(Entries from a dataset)
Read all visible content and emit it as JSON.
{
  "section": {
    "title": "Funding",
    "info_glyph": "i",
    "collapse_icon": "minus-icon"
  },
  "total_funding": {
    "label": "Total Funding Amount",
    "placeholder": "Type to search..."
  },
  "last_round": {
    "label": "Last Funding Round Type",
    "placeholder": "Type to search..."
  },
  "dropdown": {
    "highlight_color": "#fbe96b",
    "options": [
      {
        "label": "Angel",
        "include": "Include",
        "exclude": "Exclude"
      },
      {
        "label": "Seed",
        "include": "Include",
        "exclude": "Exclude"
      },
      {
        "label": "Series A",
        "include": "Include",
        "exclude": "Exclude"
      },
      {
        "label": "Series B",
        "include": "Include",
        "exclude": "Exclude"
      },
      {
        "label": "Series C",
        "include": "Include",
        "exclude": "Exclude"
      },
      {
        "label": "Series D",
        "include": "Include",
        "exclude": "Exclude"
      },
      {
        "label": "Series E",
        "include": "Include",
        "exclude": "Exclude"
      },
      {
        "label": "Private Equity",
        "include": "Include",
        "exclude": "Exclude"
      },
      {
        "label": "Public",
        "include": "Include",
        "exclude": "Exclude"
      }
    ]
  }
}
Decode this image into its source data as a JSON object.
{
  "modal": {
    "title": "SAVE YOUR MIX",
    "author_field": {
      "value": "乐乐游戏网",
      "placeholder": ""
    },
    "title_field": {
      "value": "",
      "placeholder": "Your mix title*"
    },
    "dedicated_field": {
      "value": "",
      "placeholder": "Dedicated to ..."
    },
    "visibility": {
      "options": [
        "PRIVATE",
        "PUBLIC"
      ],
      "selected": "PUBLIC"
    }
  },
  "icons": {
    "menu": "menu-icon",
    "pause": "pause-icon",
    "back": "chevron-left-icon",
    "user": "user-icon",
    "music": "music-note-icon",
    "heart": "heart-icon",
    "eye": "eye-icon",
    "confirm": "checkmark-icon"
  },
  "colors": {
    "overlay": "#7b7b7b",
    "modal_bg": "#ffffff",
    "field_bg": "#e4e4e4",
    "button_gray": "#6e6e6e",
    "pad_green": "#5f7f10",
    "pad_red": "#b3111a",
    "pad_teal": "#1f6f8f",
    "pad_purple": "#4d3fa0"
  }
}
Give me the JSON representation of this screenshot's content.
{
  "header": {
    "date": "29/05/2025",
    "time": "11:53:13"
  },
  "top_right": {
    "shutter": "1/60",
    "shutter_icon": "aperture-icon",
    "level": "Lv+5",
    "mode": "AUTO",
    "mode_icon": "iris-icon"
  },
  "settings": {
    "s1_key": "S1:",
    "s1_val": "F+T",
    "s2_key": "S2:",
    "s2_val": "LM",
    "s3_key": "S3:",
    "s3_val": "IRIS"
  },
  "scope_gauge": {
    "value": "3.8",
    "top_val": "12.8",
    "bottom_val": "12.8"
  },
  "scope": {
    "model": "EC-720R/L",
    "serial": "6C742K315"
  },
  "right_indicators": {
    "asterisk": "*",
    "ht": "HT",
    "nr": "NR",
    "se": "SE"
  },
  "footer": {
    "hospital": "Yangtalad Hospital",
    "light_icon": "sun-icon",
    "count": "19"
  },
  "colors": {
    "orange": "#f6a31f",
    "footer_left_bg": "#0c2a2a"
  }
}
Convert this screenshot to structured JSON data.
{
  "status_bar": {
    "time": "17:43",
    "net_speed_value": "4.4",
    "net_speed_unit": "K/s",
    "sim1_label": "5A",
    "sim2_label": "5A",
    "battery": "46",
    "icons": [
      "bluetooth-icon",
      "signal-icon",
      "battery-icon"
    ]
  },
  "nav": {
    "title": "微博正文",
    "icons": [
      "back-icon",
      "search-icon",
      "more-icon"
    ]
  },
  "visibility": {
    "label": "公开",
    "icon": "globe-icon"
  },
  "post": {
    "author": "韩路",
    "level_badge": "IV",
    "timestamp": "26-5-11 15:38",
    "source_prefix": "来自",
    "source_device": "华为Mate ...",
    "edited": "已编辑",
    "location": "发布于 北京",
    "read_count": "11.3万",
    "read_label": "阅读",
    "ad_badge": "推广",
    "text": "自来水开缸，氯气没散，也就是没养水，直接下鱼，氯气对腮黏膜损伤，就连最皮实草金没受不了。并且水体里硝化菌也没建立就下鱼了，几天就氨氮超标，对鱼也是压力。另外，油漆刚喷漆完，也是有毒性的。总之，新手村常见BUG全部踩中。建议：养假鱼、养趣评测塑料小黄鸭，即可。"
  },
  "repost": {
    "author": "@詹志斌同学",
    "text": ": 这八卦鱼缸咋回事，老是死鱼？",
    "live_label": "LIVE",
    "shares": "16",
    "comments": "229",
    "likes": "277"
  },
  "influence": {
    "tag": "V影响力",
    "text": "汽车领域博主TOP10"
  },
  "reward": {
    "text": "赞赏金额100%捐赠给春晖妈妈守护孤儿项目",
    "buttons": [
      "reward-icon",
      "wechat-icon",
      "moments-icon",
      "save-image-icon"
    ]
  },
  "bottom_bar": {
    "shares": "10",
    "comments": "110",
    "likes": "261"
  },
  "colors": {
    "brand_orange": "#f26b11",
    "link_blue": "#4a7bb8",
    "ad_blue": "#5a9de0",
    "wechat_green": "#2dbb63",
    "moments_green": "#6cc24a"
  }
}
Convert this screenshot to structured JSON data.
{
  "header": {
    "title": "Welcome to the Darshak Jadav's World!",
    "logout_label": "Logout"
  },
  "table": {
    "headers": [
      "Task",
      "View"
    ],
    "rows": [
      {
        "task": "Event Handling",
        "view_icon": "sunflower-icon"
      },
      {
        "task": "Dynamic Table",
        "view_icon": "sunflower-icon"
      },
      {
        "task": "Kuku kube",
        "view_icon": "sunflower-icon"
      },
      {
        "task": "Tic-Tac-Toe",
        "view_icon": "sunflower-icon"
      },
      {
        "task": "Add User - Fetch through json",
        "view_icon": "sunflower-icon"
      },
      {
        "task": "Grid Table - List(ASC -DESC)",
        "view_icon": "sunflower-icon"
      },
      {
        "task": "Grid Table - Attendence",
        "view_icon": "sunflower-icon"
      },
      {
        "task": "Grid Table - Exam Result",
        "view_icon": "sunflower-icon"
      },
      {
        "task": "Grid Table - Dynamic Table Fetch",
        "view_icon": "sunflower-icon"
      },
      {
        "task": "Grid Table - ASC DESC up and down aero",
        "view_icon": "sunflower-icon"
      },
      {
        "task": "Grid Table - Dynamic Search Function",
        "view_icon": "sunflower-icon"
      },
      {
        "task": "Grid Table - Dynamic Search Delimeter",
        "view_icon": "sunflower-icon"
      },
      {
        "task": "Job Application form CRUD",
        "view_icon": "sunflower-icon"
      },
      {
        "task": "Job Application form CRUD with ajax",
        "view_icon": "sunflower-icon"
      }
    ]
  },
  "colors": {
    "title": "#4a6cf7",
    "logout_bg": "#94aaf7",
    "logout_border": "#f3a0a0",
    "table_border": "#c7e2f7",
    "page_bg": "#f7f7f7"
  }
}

- _GIVEN PROBLEM_: Read through the data and copy every line where "content" shows up.

- _RESULT OF THE EXERCISE_:
Read all visible content and emit it as JSON.
Give me the JSON representation of this screenshot's content.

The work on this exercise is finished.